● Task to carry out: Could you print every record below exactly as it appears?

──────── Available records

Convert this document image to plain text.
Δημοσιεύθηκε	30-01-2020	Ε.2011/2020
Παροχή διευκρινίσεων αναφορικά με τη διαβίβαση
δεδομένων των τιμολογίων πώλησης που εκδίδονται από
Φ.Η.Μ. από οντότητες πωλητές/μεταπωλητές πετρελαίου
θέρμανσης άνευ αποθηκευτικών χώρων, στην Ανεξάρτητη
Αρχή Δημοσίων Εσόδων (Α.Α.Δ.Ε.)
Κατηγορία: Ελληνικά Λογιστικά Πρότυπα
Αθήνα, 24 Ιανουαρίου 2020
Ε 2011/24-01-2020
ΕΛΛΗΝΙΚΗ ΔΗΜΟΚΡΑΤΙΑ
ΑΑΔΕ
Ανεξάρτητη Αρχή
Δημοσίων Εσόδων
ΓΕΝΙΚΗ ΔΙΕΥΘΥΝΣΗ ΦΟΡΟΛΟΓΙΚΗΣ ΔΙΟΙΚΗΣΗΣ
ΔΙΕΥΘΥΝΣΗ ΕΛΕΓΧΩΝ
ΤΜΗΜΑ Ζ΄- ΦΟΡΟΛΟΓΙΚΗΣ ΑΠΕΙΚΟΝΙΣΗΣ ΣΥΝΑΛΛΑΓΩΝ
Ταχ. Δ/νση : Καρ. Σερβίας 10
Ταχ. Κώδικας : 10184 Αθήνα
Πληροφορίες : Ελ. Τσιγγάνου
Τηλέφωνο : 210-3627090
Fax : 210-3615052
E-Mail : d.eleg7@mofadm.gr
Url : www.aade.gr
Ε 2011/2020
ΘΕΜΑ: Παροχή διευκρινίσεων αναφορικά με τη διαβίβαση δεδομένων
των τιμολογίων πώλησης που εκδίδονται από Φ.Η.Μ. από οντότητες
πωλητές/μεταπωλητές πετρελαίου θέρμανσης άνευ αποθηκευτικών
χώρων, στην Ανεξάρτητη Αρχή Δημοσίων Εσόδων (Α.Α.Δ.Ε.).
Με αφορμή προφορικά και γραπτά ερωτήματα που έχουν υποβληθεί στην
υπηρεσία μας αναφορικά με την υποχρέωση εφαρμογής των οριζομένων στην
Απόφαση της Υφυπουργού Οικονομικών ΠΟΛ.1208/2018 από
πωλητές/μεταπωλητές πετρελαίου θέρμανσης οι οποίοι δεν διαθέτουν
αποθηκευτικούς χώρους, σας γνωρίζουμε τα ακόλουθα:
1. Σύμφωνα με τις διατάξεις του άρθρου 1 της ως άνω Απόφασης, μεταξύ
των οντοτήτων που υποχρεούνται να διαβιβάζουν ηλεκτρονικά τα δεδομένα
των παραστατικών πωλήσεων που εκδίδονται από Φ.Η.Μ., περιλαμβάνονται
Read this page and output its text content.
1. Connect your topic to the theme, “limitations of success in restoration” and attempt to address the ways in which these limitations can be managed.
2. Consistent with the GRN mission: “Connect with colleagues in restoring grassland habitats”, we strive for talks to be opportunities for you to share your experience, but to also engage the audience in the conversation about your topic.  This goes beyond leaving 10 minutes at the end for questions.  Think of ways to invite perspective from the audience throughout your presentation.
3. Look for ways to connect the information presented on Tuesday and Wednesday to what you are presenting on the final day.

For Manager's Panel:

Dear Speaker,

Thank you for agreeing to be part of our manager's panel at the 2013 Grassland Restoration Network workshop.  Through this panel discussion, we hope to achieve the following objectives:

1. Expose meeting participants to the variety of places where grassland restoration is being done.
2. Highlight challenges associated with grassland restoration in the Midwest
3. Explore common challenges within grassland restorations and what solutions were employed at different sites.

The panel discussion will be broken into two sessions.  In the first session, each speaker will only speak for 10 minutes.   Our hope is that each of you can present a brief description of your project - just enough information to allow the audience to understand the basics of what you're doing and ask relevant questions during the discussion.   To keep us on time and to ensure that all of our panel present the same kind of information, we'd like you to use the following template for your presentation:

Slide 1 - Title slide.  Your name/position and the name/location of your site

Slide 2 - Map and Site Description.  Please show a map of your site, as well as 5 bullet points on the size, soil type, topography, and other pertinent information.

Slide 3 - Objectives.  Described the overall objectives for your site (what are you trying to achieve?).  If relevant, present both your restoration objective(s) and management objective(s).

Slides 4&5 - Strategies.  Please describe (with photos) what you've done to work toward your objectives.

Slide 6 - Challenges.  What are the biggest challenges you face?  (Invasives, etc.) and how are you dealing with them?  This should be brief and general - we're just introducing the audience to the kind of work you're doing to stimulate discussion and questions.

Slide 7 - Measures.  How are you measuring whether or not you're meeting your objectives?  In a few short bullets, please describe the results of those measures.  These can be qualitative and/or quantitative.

────────────────

● Worked solution:
Convert this document image to plain text.
Δημοσιεύθηκε	30-01-2020	Ε.2011/2020
Παροχή διευκρινίσεων αναφορικά με τη διαβίβαση
δεδομένων των τιμολογίων πώλησης που εκδίδονται από
Φ.Η.Μ. από οντότητες πωλητές/μεταπωλητές πετρελαίου
θέρμανσης άνευ αποθηκευτικών χώρων, στην Ανεξάρτητη
Αρχή Δημοσίων Εσόδων (Α.Α.Δ.Ε.)
Κατηγορία: Ελληνικά Λογιστικά Πρότυπα
Αθήνα, 24 Ιανουαρίου 2020
Ε 2011/24-01-2020
ΕΛΛΗΝΙΚΗ ΔΗΜΟΚΡΑΤΙΑ
ΑΑΔΕ
Ανεξάρτητη Αρχή
Δημοσίων Εσόδων
ΓΕΝΙΚΗ ΔΙΕΥΘΥΝΣΗ ΦΟΡΟΛΟΓΙΚΗΣ ΔΙΟΙΚΗΣΗΣ
ΔΙΕΥΘΥΝΣΗ ΕΛΕΓΧΩΝ
ΤΜΗΜΑ Ζ΄- ΦΟΡΟΛΟΓΙΚΗΣ ΑΠΕΙΚΟΝΙΣΗΣ ΣΥΝΑΛΛΑΓΩΝ
Ταχ. Δ/νση : Καρ. Σερβίας 10
Ταχ. Κώδικας : 10184 Αθήνα
Πληροφορίες : Ελ. Τσιγγάνου
Τηλέφωνο : 210-3627090
Fax : 210-3615052
E-Mail : d.eleg7@mofadm.gr
Url : www.aade.gr
Ε 2011/2020
ΘΕΜΑ: Παροχή διευκρινίσεων αναφορικά με τη διαβίβαση δεδομένων
των τιμολογίων πώλησης που εκδίδονται από Φ.Η.Μ. από οντότητες
πωλητές/μεταπωλητές πετρελαίου θέρμανσης άνευ αποθηκευτικών
χώρων, στην Ανεξάρτητη Αρχή Δημοσίων Εσόδων (Α.Α.Δ.Ε.).
Με αφορμή προφορικά και γραπτά ερωτήματα που έχουν υποβληθεί στην
υπηρεσία μας αναφορικά με την υποχρέωση εφαρμογής των οριζομένων στην
Απόφαση της Υφυπουργού Οικονομικών ΠΟΛ.1208/2018 από
πωλητές/μεταπωλητές πετρελαίου θέρμανσης οι οποίοι δεν διαθέτουν
αποθηκευτικούς χώρους, σας γνωρίζουμε τα ακόλουθα:
1. Σύμφωνα με τις διατάξεις του άρθρου 1 της ως άνω Απόφασης, μεταξύ
των οντοτήτων που υποχρεούνται να διαβιβάζουν ηλεκτρονικά τα δεδομένα
των παραστατικών πωλήσεων που εκδίδονται από Φ.Η.Μ., περιλαμβάνονται
Read this page and output its text content.
1. Connect your topic to the theme, “limitations of success in restoration” and attempt to address the ways in which these limitations can be managed.
2. Consistent with the GRN mission: “Connect with colleagues in restoring grassland habitats”, we strive for talks to be opportunities for you to share your experience, but to also engage the audience in the conversation about your topic.  This goes beyond leaving 10 minutes at the end for questions.  Think of ways to invite perspective from the audience throughout your presentation.
3. Look for ways to connect the information presented on Tuesday and Wednesday to what you are presenting on the final day.

For Manager's Panel:

Dear Speaker,

Thank you for agreeing to be part of our manager's panel at the 2013 Grassland Restoration Network workshop.  Through this panel discussion, we hope to achieve the following objectives:

1. Expose meeting participants to the variety of places where grassland restoration is being done.
2. Highlight challenges associated with grassland restoration in the Midwest
3. Explore common challenges within grassland restorations and what solutions were employed at different sites.

The panel discussion will be broken into two sessions.  In the first session, each speaker will only speak for 10 minutes.   Our hope is that each of you can present a brief description of your project - just enough information to allow the audience to understand the basics of what you're doing and ask relevant questions during the discussion.   To keep us on time and to ensure that all of our panel present the same kind of information, we'd like you to use the following template for your presentation:

Slide 1 - Title slide.  Your name/position and the name/location of your site

Slide 2 - Map and Site Description.  Please show a map of your site, as well as 5 bullet points on the size, soil type, topography, and other pertinent information.

Slide 3 - Objectives.  Described the overall objectives for your site (what are you trying to achieve?).  If relevant, present both your restoration objective(s) and management objective(s).

Slides 4&5 - Strategies.  Please describe (with photos) what you've done to work toward your objectives.

Slide 6 - Challenges.  What are the biggest challenges you face?  (Invasives, etc.) and how are you dealing with them?  This should be brief and general - we're just introducing the audience to the kind of work you're doing to stimulate discussion and questions.

Slide 7 - Measures.  How are you measuring whether or not you're meeting your objectives?  In a few short bullets, please describe the results of those measures.  These can be qualitative and/or quantitative.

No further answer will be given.